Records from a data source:
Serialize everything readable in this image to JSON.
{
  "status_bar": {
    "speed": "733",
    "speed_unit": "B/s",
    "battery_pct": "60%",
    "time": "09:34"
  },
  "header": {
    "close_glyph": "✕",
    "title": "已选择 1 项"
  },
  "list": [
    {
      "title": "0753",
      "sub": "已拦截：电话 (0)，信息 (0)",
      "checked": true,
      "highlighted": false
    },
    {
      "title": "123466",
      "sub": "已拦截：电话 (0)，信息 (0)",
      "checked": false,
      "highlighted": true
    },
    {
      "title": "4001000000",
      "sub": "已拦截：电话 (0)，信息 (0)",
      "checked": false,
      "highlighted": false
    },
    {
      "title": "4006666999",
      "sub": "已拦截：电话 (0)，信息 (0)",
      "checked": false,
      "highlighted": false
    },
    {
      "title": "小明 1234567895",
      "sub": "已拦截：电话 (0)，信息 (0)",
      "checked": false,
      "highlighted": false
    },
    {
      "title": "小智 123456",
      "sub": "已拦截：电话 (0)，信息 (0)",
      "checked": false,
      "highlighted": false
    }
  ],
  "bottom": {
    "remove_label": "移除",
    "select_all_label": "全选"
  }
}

The exercise:
Type the material above out again, exactly.

Expected answer:
Serialize everything readable in this image to JSON.
{
  "status_bar": {
    "speed": "733",
    "speed_unit": "B/s",
    "battery_pct": "60%",
    "time": "09:34"
  },
  "header": {
    "close_glyph": "✕",
    "title": "已选择 1 项"
  },
  "list": [
    {
      "title": "0753",
      "sub": "已拦截：电话 (0)，信息 (0)",
      "checked": true,
      "highlighted": false
    },
    {
      "title": "123466",
      "sub": "已拦截：电话 (0)，信息 (0)",
      "checked": false,
      "highlighted": true
    },
    {
      "title": "4001000000",
      "sub": "已拦截：电话 (0)，信息 (0)",
      "checked": false,
      "highlighted": false
    },
    {
      "title": "4006666999",
      "sub": "已拦截：电话 (0)，信息 (0)",
      "checked": false,
      "highlighted": false
    },
    {
      "title": "小明 1234567895",
      "sub": "已拦截：电话 (0)，信息 (0)",
      "checked": false,
      "highlighted": false
    },
    {
      "title": "小智 123456",
      "sub": "已拦截：电话 (0)，信息 (0)",
      "checked": false,
      "highlighted": false
    }
  ],
  "bottom": {
    "remove_label": "移除",
    "select_all_label": "全选"
  }
}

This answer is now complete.